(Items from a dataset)
------------

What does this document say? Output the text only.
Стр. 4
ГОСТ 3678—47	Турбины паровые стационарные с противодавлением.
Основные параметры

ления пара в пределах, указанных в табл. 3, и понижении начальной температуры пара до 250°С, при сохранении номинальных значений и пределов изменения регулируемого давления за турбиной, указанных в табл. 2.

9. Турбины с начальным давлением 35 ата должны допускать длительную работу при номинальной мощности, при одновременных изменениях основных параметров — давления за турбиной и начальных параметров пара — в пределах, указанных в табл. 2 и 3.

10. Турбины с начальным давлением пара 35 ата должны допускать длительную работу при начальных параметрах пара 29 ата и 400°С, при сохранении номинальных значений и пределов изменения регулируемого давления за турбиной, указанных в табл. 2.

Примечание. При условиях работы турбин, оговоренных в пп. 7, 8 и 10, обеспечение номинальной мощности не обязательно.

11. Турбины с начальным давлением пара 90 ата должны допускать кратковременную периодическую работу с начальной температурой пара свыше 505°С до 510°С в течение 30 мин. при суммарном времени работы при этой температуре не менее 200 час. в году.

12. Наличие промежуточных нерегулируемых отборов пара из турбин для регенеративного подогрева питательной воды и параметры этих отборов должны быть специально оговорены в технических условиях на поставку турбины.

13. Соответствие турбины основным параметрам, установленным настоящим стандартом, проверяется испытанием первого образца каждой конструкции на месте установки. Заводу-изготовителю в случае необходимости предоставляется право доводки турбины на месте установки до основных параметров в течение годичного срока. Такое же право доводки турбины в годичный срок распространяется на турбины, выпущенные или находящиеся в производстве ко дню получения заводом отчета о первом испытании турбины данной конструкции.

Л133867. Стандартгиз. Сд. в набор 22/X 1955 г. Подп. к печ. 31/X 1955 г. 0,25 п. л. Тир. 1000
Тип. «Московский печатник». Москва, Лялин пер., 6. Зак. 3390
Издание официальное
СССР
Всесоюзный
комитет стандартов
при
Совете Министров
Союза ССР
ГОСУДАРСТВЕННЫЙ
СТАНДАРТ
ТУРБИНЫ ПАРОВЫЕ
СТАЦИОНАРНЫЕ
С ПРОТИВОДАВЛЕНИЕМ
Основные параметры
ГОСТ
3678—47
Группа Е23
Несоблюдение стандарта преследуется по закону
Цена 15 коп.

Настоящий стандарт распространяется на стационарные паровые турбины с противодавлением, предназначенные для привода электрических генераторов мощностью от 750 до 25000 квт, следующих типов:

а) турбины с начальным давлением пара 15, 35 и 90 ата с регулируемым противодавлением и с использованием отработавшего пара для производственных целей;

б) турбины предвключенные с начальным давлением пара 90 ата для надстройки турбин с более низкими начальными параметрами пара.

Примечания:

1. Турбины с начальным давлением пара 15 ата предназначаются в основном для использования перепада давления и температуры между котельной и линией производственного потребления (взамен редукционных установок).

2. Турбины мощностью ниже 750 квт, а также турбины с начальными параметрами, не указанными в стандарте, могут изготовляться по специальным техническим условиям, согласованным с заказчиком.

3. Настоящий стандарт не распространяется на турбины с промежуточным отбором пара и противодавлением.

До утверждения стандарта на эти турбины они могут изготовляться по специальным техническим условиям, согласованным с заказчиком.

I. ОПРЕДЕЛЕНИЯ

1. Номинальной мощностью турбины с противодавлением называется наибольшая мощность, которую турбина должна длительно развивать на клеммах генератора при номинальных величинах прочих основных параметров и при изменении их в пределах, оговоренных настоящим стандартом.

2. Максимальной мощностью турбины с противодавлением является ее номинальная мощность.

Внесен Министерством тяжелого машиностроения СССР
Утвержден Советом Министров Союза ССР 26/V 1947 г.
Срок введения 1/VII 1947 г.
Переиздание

------------

#### [WHAT IS EXPECTED]
Report how many lines of the records above contain the word "могут", and give only that number.

#### [RESULT BELOW]
2